• **Entries from a visual dataset**:
** start **

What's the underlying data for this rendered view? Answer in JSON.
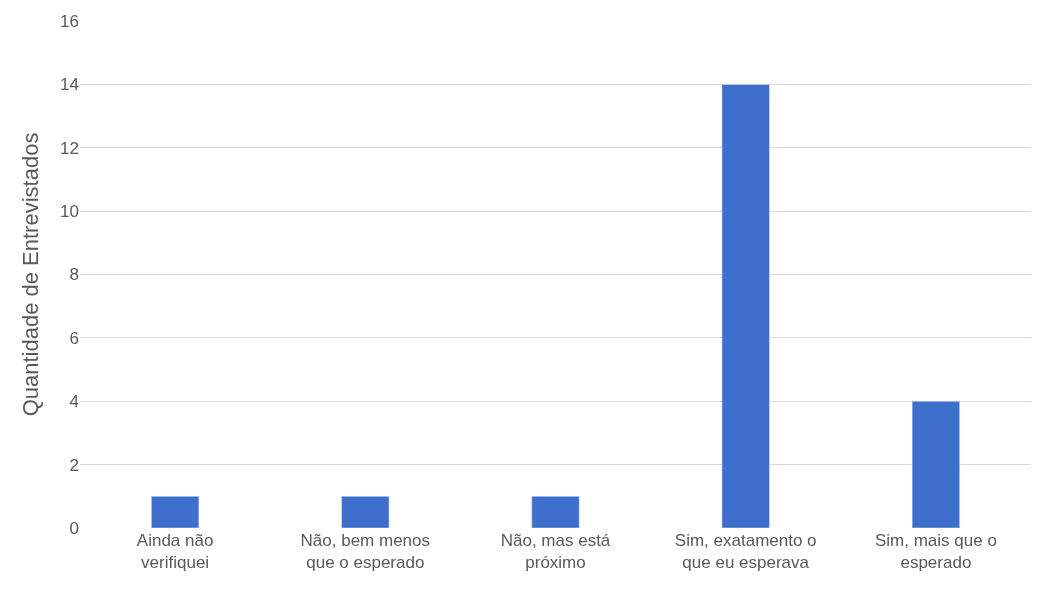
{
  "chart_data": {
    "type": "bar",
    "ylabel": "Quantidade de Entrevistados",
    "categories": [
      "Ainda não verifiquei",
      "Não, bem menos que o esperado",
      "Não, mas está próximo",
      "Sim, exatamento o que eu esperava",
      "Sim, mais que o esperado"
    ],
    "values": [
      1,
      1,
      1,
      14,
      4
    ],
    "color": "#3f6fcc",
    "ylim": [
      0,
      16
    ],
    "yticks": [
      0,
      2,
      4,
      6,
      8,
      10,
      12,
      14,
      16
    ],
    "grid": "y"
  }
}
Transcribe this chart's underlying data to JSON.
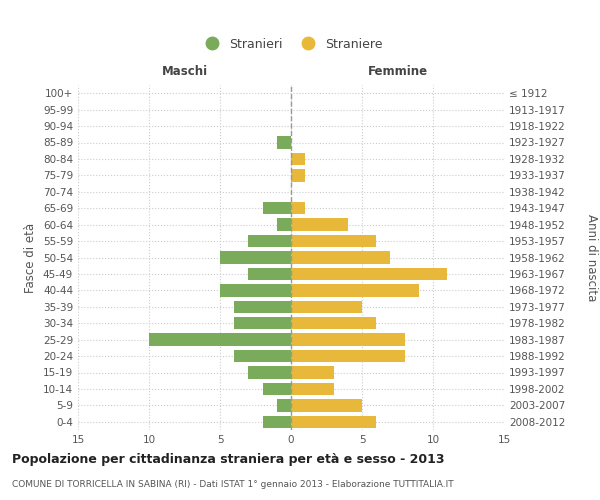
{
  "age_groups": [
    "100+",
    "95-99",
    "90-94",
    "85-89",
    "80-84",
    "75-79",
    "70-74",
    "65-69",
    "60-64",
    "55-59",
    "50-54",
    "45-49",
    "40-44",
    "35-39",
    "30-34",
    "25-29",
    "20-24",
    "15-19",
    "10-14",
    "5-9",
    "0-4"
  ],
  "birth_years": [
    "≤ 1912",
    "1913-1917",
    "1918-1922",
    "1923-1927",
    "1928-1932",
    "1933-1937",
    "1938-1942",
    "1943-1947",
    "1948-1952",
    "1953-1957",
    "1958-1962",
    "1963-1967",
    "1968-1972",
    "1973-1977",
    "1978-1982",
    "1983-1987",
    "1988-1992",
    "1993-1997",
    "1998-2002",
    "2003-2007",
    "2008-2012"
  ],
  "males": [
    0,
    0,
    0,
    1,
    0,
    0,
    0,
    2,
    1,
    3,
    5,
    3,
    5,
    4,
    4,
    10,
    4,
    3,
    2,
    1,
    2
  ],
  "females": [
    0,
    0,
    0,
    0,
    1,
    1,
    0,
    1,
    4,
    6,
    7,
    11,
    9,
    5,
    6,
    8,
    8,
    3,
    3,
    5,
    6
  ],
  "male_color": "#7aab5a",
  "female_color": "#e8b83a",
  "bar_height": 0.75,
  "xlim": 15,
  "title": "Popolazione per cittadinanza straniera per età e sesso - 2013",
  "subtitle": "COMUNE DI TORRICELLA IN SABINA (RI) - Dati ISTAT 1° gennaio 2013 - Elaborazione TUTTITALIA.IT",
  "xlabel_left": "Maschi",
  "xlabel_right": "Femmine",
  "ylabel": "Fasce di età",
  "ylabel_right": "Anni di nascita",
  "legend_male": "Stranieri",
  "legend_female": "Straniere",
  "background_color": "#ffffff",
  "grid_color": "#cccccc",
  "dashed_line_color": "#999999",
  "label_color": "#555555",
  "title_fontsize": 9,
  "subtitle_fontsize": 6.5,
  "tick_fontsize": 7.5,
  "label_fontsize": 8.5
}
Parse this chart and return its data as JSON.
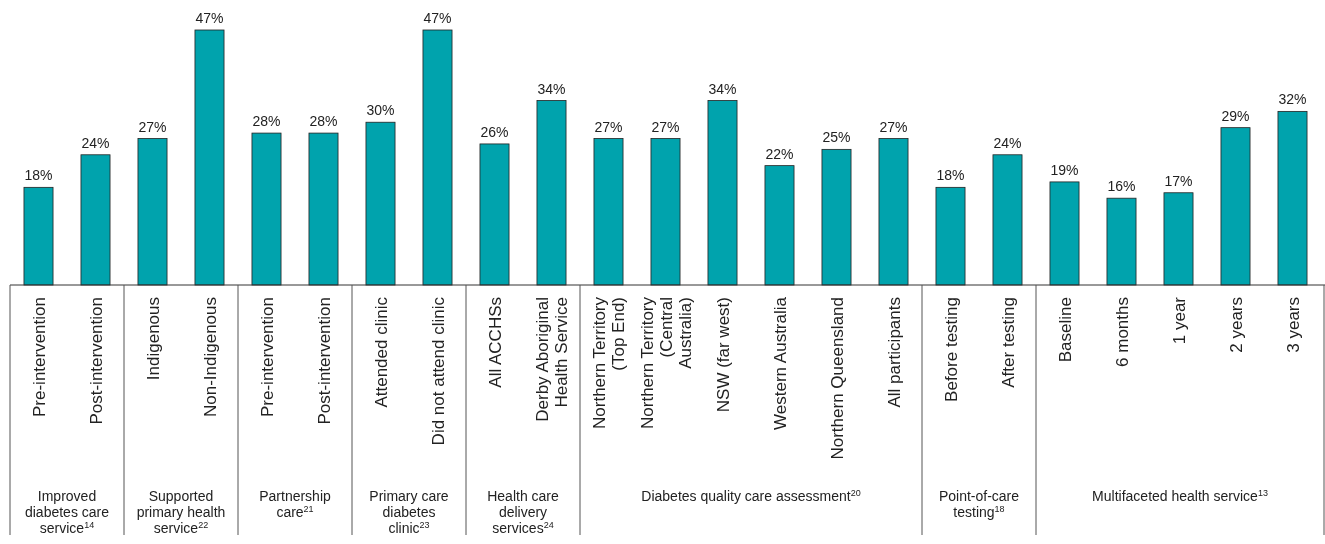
{
  "chart_data": {
    "type": "bar",
    "categories": [
      "Pre-intervention",
      "Post-intervention",
      "Indigenous",
      "Non-Indigenous",
      "Pre-intervention",
      "Post-intervention",
      "Attended clinic",
      "Did not attend clinic",
      "All ACCHSs",
      "Derby Aboriginal Health Service",
      "Northern Territory (Top End)",
      "Northern Territory (Central Australia)",
      "NSW (far west)",
      "Western Australia",
      "Northern Queensland",
      "All participants",
      "Before testing",
      "After testing",
      "Baseline",
      "6 months",
      "1 year",
      "2 years",
      "3 years"
    ],
    "series": [
      {
        "color": "#00a3ad",
        "values": [
          18,
          24,
          27,
          47,
          28,
          28,
          30,
          47,
          26,
          34,
          27,
          27,
          34,
          22,
          25,
          27,
          18,
          24,
          19,
          16,
          17,
          29,
          32
        ],
        "value_labels": [
          "18%",
          "24%",
          "27%",
          "47%",
          "28%",
          "28%",
          "30%",
          "47%",
          "26%",
          "34%",
          "27%",
          "27%",
          "34%",
          "22%",
          "25%",
          "27%",
          "18%",
          "24%",
          "19%",
          "16%",
          "17%",
          "29%",
          "32%"
        ]
      }
    ],
    "annotations": [
      "Improved diabetes care service$^{14}$",
      "Supported primary health service$^{22}$",
      "Partnership care$^{21}$",
      "Primary care diabetes clinic$^{23}$",
      "Health care delivery services$^{24}$",
      "Diabetes quality care assessment$^{20}$",
      "Point-of-care testing$^{18}$",
      "Multifaceted health service$^{13}$"
    ]
  }
}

** end **

• **Given task**:
Every line of text is to be repeated exactly; pictures are left out.

• **Complete output**:
What's the underlying data for this rendered view? Answer in JSON.
{
  "chart_data": {
    "type": "bar",
    "ylabel": "Quantidade de Entrevistados",
    "categories": [
      "Ainda não verifiquei",
      "Não, bem menos que o esperado",
      "Não, mas está próximo",
      "Sim, exatamento o que eu esperava",
      "Sim, mais que o esperado"
    ],
    "values": [
      1,
      1,
      1,
      14,
      4
    ],
    "color": "#3f6fcc",
    "ylim": [
      0,
      16
    ],
    "yticks": [
      0,
      2,
      4,
      6,
      8,
      10,
      12,
      14,
      16
    ],
    "grid": "y"
  }
}
Transcribe this chart's underlying data to JSON.
{
  "age_groups": [
    "100+",
    "95-99",
    "90-94",
    "85-89",
    "80-84",
    "75-79",
    "70-74",
    "65-69",
    "60-64",
    "55-59",
    "50-54",
    "45-49",
    "40-44",
    "35-39",
    "30-34",
    "25-29",
    "20-24",
    "15-19",
    "10-14",
    "5-9",
    "0-4"
  ],
  "birth_years": [
    "≤ 1912",
    "1913-1917",
    "1918-1922",
    "1923-1927",
    "1928-1932",
    "1933-1937",
    "1938-1942",
    "1943-1947",
    "1948-1952",
    "1953-1957",
    "1958-1962",
    "1963-1967",
    "1968-1972",
    "1973-1977",
    "1978-1982",
    "1983-1987",
    "1988-1992",
    "1993-1997",
    "1998-2002",
    "2003-2007",
    "2008-2012"
  ],
  "males": [
    0,
    0,
    0,
    1,
    0,
    0,
    0,
    2,
    1,
    3,
    5,
    3,
    5,
    4,
    4,
    10,
    4,
    3,
    2,
    1,
    2
  ],
  "females": [
    0,
    0,
    0,
    0,
    1,
    1,
    0,
    1,
    4,
    6,
    7,
    11,
    9,
    5,
    6,
    8,
    8,
    3,
    3,
    5,
    6
  ],
  "male_color": "#7aab5a",
  "female_color": "#e8b83a",
  "bar_height": 0.75,
  "xlim": 15,
  "title": "Popolazione per cittadinanza straniera per età e sesso - 2013",
  "subtitle": "COMUNE DI TORRICELLA IN SABINA (RI) - Dati ISTAT 1° gennaio 2013 - Elaborazione TUTTITALIA.IT",
  "xlabel_left": "Maschi",
  "xlabel_right": "Femmine",
  "ylabel": "Fasce di età",
  "ylabel_right": "Anni di nascita",
  "legend_male": "Stranieri",
  "legend_female": "Straniere",
  "background_color": "#ffffff",
  "grid_color": "#cccccc",
  "dashed_line_color": "#999999",
  "label_color": "#555555",
  "title_fontsize": 9,
  "subtitle_fontsize": 6.5,
  "tick_fontsize": 7.5,
  "label_fontsize": 8.5
}
Parse this chart and return its data as JSON.
{
  "chart_data": {
    "type": "bar",
    "categories": [
      "Pre-intervention",
      "Post-intervention",
      "Indigenous",
      "Non-Indigenous",
      "Pre-intervention",
      "Post-intervention",
      "Attended clinic",
      "Did not attend clinic",
      "All ACCHSs",
      "Derby Aboriginal Health Service",
      "Northern Territory (Top End)",
      "Northern Territory (Central Australia)",
      "NSW (far west)",
      "Western Australia",
      "Northern Queensland",
      "All participants",
      "Before testing",
      "After testing",
      "Baseline",
      "6 months",
      "1 year",
      "2 years",
      "3 years"
    ],
    "series": [
      {
        "color": "#00a3ad",
        "values": [
          18,
          24,
          27,
          47,
          28,
          28,
          30,
          47,
          26,
          34,
          27,
          27,
          34,
          22,
          25,
          27,
          18,
          24,
          19,
          16,
          17,
          29,
          32
        ],
        "value_labels": [
          "18%",
          "24%",
          "27%",
          "47%",
          "28%",
          "28%",
          "30%",
          "47%",
          "26%",
          "34%",
          "27%",
          "27%",
          "34%",
          "22%",
          "25%",
          "27%",
          "18%",
          "24%",
          "19%",
          "16%",
          "17%",
          "29%",
          "32%"
        ]
      }
    ],
    "annotations": [
      "Improved diabetes care service$^{14}$",
      "Supported primary health service$^{22}$",
      "Partnership care$^{21}$",
      "Primary care diabetes clinic$^{23}$",
      "Health care delivery services$^{24}$",
      "Diabetes quality care assessment$^{20}$",
      "Point-of-care testing$^{18}$",
      "Multifaceted health service$^{13}$"
    ]
  }
}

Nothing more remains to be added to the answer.